*Written request*: Copy all records verbatim.

(Saved data entries)
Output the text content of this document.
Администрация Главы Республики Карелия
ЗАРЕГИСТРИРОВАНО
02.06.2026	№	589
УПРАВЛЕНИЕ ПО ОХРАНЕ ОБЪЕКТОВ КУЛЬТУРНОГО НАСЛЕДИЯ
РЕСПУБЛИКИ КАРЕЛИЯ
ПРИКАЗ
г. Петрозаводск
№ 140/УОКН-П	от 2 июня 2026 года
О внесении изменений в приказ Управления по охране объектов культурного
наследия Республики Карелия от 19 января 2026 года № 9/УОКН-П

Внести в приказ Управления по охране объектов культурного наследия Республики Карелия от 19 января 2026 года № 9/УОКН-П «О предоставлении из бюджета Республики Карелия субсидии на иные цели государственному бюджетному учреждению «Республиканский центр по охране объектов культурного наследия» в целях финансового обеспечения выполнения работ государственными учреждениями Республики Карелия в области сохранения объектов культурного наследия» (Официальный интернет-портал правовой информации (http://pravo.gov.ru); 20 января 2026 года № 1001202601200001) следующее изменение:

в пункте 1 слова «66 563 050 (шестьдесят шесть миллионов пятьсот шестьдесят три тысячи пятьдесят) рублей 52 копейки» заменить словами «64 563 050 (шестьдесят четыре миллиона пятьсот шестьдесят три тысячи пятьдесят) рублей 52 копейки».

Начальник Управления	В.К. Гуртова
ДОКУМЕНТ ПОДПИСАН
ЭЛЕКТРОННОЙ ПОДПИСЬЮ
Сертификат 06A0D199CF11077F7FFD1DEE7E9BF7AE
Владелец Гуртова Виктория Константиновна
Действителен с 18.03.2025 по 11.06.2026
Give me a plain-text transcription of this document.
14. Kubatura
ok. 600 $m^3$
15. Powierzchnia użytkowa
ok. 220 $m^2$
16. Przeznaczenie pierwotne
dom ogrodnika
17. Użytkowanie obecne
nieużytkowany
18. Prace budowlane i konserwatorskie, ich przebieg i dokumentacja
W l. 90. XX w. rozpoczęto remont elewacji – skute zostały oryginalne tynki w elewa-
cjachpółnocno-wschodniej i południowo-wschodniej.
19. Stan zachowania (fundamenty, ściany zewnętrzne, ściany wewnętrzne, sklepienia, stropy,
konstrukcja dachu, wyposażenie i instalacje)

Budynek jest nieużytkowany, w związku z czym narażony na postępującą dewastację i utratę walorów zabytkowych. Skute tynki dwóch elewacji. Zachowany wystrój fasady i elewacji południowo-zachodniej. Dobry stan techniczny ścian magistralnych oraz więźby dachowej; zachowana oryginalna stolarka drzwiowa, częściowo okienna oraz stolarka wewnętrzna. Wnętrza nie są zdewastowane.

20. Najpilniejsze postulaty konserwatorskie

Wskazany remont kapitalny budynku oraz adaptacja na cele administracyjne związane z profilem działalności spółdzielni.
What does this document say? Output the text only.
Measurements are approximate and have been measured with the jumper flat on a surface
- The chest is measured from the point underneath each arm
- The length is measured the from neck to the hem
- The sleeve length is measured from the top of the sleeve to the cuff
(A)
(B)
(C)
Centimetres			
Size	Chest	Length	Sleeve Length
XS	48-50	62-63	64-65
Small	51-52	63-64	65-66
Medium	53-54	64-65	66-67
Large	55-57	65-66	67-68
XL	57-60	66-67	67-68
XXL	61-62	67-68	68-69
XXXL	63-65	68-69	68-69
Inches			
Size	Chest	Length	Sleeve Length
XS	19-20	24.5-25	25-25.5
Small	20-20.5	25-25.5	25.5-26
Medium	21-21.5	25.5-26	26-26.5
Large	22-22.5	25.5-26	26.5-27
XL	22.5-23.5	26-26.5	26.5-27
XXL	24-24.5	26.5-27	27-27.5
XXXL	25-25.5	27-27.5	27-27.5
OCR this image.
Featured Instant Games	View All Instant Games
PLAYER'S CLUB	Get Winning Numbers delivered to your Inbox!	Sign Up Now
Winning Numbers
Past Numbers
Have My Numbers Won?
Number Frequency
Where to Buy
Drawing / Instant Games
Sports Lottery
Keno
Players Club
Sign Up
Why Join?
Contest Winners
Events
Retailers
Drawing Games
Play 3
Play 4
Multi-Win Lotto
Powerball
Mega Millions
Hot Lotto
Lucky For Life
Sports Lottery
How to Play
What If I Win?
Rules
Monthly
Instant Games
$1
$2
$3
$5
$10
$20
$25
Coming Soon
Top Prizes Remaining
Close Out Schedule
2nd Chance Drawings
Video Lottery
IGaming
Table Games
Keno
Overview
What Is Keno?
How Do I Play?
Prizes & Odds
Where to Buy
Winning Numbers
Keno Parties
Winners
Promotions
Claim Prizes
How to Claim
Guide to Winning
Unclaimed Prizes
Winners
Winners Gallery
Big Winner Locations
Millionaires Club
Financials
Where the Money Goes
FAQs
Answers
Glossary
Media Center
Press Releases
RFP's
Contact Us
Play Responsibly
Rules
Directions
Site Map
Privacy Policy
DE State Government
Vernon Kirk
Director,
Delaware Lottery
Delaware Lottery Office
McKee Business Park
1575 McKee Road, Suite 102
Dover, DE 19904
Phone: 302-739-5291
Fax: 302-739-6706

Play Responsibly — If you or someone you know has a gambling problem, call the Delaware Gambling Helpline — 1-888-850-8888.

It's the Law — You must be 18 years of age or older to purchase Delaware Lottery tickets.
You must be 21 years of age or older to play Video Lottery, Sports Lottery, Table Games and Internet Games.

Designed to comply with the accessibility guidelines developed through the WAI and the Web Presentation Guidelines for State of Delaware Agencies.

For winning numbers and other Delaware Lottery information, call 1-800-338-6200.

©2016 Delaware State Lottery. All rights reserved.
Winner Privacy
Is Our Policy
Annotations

*Written solution*:
Output the text content of this document.
Администрация Главы Республики Карелия
ЗАРЕГИСТРИРОВАНО
02.06.2026	№	589
УПРАВЛЕНИЕ ПО ОХРАНЕ ОБЪЕКТОВ КУЛЬТУРНОГО НАСЛЕДИЯ
РЕСПУБЛИКИ КАРЕЛИЯ
ПРИКАЗ
г. Петрозаводск
№ 140/УОКН-П	от 2 июня 2026 года
О внесении изменений в приказ Управления по охране объектов культурного
наследия Республики Карелия от 19 января 2026 года № 9/УОКН-П

Внести в приказ Управления по охране объектов культурного наследия Республики Карелия от 19 января 2026 года № 9/УОКН-П «О предоставлении из бюджета Республики Карелия субсидии на иные цели государственному бюджетному учреждению «Республиканский центр по охране объектов культурного наследия» в целях финансового обеспечения выполнения работ государственными учреждениями Республики Карелия в области сохранения объектов культурного наследия» (Официальный интернет-портал правовой информации (http://pravo.gov.ru); 20 января 2026 года № 1001202601200001) следующее изменение:

в пункте 1 слова «66 563 050 (шестьдесят шесть миллионов пятьсот шестьдесят три тысячи пятьдесят) рублей 52 копейки» заменить словами «64 563 050 (шестьдесят четыре миллиона пятьсот шестьдесят три тысячи пятьдесят) рублей 52 копейки».

Начальник Управления	В.К. Гуртова
ДОКУМЕНТ ПОДПИСАН
ЭЛЕКТРОННОЙ ПОДПИСЬЮ
Сертификат 06A0D199CF11077F7FFD1DEE7E9BF7AE
Владелец Гуртова Виктория Константиновна
Действителен с 18.03.2025 по 11.06.2026
Give me a plain-text transcription of this document.
14. Kubatura
ok. 600 $m^3$
15. Powierzchnia użytkowa
ok. 220 $m^2$
16. Przeznaczenie pierwotne
dom ogrodnika
17. Użytkowanie obecne
nieużytkowany
18. Prace budowlane i konserwatorskie, ich przebieg i dokumentacja
W l. 90. XX w. rozpoczęto remont elewacji – skute zostały oryginalne tynki w elewa-
cjachpółnocno-wschodniej i południowo-wschodniej.
19. Stan zachowania (fundamenty, ściany zewnętrzne, ściany wewnętrzne, sklepienia, stropy,
konstrukcja dachu, wyposażenie i instalacje)

Budynek jest nieużytkowany, w związku z czym narażony na postępującą dewastację i utratę walorów zabytkowych. Skute tynki dwóch elewacji. Zachowany wystrój fasady i elewacji południowo-zachodniej. Dobry stan techniczny ścian magistralnych oraz więźby dachowej; zachowana oryginalna stolarka drzwiowa, częściowo okienna oraz stolarka wewnętrzna. Wnętrza nie są zdewastowane.

20. Najpilniejsze postulaty konserwatorskie

Wskazany remont kapitalny budynku oraz adaptacja na cele administracyjne związane z profilem działalności spółdzielni.
What does this document say? Output the text only.
Measurements are approximate and have been measured with the jumper flat on a surface
- The chest is measured from the point underneath each arm
- The length is measured the from neck to the hem
- The sleeve length is measured from the top of the sleeve to the cuff
(A)
(B)
(C)
Centimetres			
Size	Chest	Length	Sleeve Length
XS	48-50	62-63	64-65
Small	51-52	63-64	65-66
Medium	53-54	64-65	66-67
Large	55-57	65-66	67-68
XL	57-60	66-67	67-68
XXL	61-62	67-68	68-69
XXXL	63-65	68-69	68-69
Inches			
Size	Chest	Length	Sleeve Length
XS	19-20	24.5-25	25-25.5
Small	20-20.5	25-25.5	25.5-26
Medium	21-21.5	25.5-26	26-26.5
Large	22-22.5	25.5-26	26.5-27
XL	22.5-23.5	26-26.5	26.5-27
XXL	24-24.5	26.5-27	27-27.5
XXXL	25-25.5	27-27.5	27-27.5
OCR this image.
Featured Instant Games	View All Instant Games
PLAYER'S CLUB	Get Winning Numbers delivered to your Inbox!	Sign Up Now
Winning Numbers
Past Numbers
Have My Numbers Won?
Number Frequency
Where to Buy
Drawing / Instant Games
Sports Lottery
Keno
Players Club
Sign Up
Why Join?
Contest Winners
Events
Retailers
Drawing Games
Play 3
Play 4
Multi-Win Lotto
Powerball
Mega Millions
Hot Lotto
Lucky For Life
Sports Lottery
How to Play
What If I Win?
Rules
Monthly
Instant Games
$1
$2
$3
$5
$10
$20
$25
Coming Soon
Top Prizes Remaining
Close Out Schedule
2nd Chance Drawings
Video Lottery
IGaming
Table Games
Keno
Overview
What Is Keno?
How Do I Play?
Prizes & Odds
Where to Buy
Winning Numbers
Keno Parties
Winners
Promotions
Claim Prizes
How to Claim
Guide to Winning
Unclaimed Prizes
Winners
Winners Gallery
Big Winner Locations
Millionaires Club
Financials
Where the Money Goes
FAQs
Answers
Glossary
Media Center
Press Releases
RFP's
Contact Us
Play Responsibly
Rules
Directions
Site Map
Privacy Policy
DE State Government
Vernon Kirk
Director,
Delaware Lottery
Delaware Lottery Office
McKee Business Park
1575 McKee Road, Suite 102
Dover, DE 19904
Phone: 302-739-5291
Fax: 302-739-6706

Play Responsibly — If you or someone you know has a gambling problem, call the Delaware Gambling Helpline — 1-888-850-8888.

It's the Law — You must be 18 years of age or older to purchase Delaware Lottery tickets.
You must be 21 years of age or older to play Video Lottery, Sports Lottery, Table Games and Internet Games.

Designed to comply with the accessibility guidelines developed through the WAI and the Web Presentation Guidelines for State of Delaware Agencies.

For winning numbers and other Delaware Lottery information, call 1-800-338-6200.

©2016 Delaware State Lottery. All rights reserved.
Winner Privacy
Is Our Policy
Annotations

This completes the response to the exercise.